**PROBLEM DETAILS**
All of the data that follows should be retyped exactly, please, except the pictures.

[Extracted records]

#####

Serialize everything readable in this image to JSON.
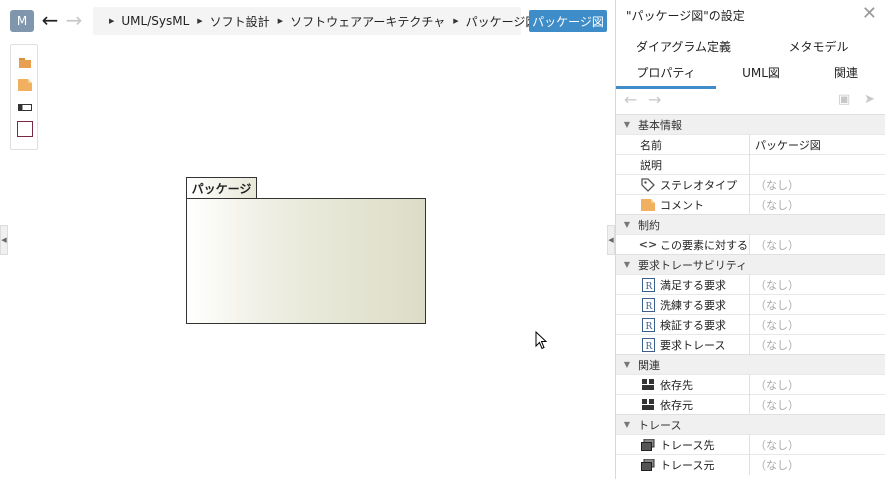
{
  "header": {
    "app_badge": "M",
    "breadcrumb": [
      "UML/SysML",
      "ソフト設計",
      "ソフトウェアアーキテクチャ",
      "パッケージ図"
    ],
    "diagram_button": "パッケージ図"
  },
  "diagram": {
    "package_label": "パッケージ"
  },
  "panel": {
    "title": "\"パッケージ図\"の設定",
    "tabs_row1": [
      "ダイアグラム定義",
      "メタモデル"
    ],
    "tabs_row2": [
      "プロパティ",
      "UML図",
      "関連"
    ],
    "active_tab": "プロパティ",
    "sections": [
      {
        "title": "基本情報",
        "rows": [
          {
            "name": "名前",
            "value": "パッケージ図"
          },
          {
            "name": "説明",
            "value": ""
          },
          {
            "name": "ステレオタイプ",
            "value": "（なし）",
            "icon": "tag-icon"
          },
          {
            "name": "コメント",
            "value": "（なし）",
            "icon": "comment-icon"
          }
        ]
      },
      {
        "title": "制約",
        "rows": [
          {
            "name": "この要素に対する…",
            "value": "（なし）",
            "icon": "code-icon"
          }
        ]
      },
      {
        "title": "要求トレーサビリティ",
        "rows": [
          {
            "name": "満足する要求",
            "value": "（なし）",
            "icon": "requirement-icon"
          },
          {
            "name": "洗練する要求",
            "value": "（なし）",
            "icon": "requirement-icon"
          },
          {
            "name": "検証する要求",
            "value": "（なし）",
            "icon": "requirement-icon"
          },
          {
            "name": "要求トレース",
            "value": "（なし）",
            "icon": "requirement-icon"
          }
        ]
      },
      {
        "title": "関連",
        "rows": [
          {
            "name": "依存先",
            "value": "（なし）",
            "icon": "dependency-icon"
          },
          {
            "name": "依存元",
            "value": "（なし）",
            "icon": "dependency-icon"
          }
        ]
      },
      {
        "title": "トレース",
        "rows": [
          {
            "name": "トレース先",
            "value": "（なし）",
            "icon": "trace-icon"
          },
          {
            "name": "トレース元",
            "value": "（なし）",
            "icon": "trace-icon"
          }
        ]
      }
    ]
  },
  "colors": {
    "accent": "#3e8cc8",
    "badge": "#7f96ad"
  }
}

#####

**EXERCISE OUTPUT**
Serialize everything readable in this image to JSON.
{
  "header": {
    "app_badge": "M",
    "breadcrumb": [
      "UML/SysML",
      "ソフト設計",
      "ソフトウェアアーキテクチャ",
      "パッケージ図"
    ],
    "diagram_button": "パッケージ図"
  },
  "diagram": {
    "package_label": "パッケージ"
  },
  "panel": {
    "title": "\"パッケージ図\"の設定",
    "tabs_row1": [
      "ダイアグラム定義",
      "メタモデル"
    ],
    "tabs_row2": [
      "プロパティ",
      "UML図",
      "関連"
    ],
    "active_tab": "プロパティ",
    "sections": [
      {
        "title": "基本情報",
        "rows": [
          {
            "name": "名前",
            "value": "パッケージ図"
          },
          {
            "name": "説明",
            "value": ""
          },
          {
            "name": "ステレオタイプ",
            "value": "（なし）",
            "icon": "tag-icon"
          },
          {
            "name": "コメント",
            "value": "（なし）",
            "icon": "comment-icon"
          }
        ]
      },
      {
        "title": "制約",
        "rows": [
          {
            "name": "この要素に対する…",
            "value": "（なし）",
            "icon": "code-icon"
          }
        ]
      },
      {
        "title": "要求トレーサビリティ",
        "rows": [
          {
            "name": "満足する要求",
            "value": "（なし）",
            "icon": "requirement-icon"
          },
          {
            "name": "洗練する要求",
            "value": "（なし）",
            "icon": "requirement-icon"
          },
          {
            "name": "検証する要求",
            "value": "（なし）",
            "icon": "requirement-icon"
          },
          {
            "name": "要求トレース",
            "value": "（なし）",
            "icon": "requirement-icon"
          }
        ]
      },
      {
        "title": "関連",
        "rows": [
          {
            "name": "依存先",
            "value": "（なし）",
            "icon": "dependency-icon"
          },
          {
            "name": "依存元",
            "value": "（なし）",
            "icon": "dependency-icon"
          }
        ]
      },
      {
        "title": "トレース",
        "rows": [
          {
            "name": "トレース先",
            "value": "（なし）",
            "icon": "trace-icon"
          },
          {
            "name": "トレース元",
            "value": "（なし）",
            "icon": "trace-icon"
          }
        ]
      }
    ]
  },
  "colors": {
    "accent": "#3e8cc8",
    "badge": "#7f96ad"
  }
}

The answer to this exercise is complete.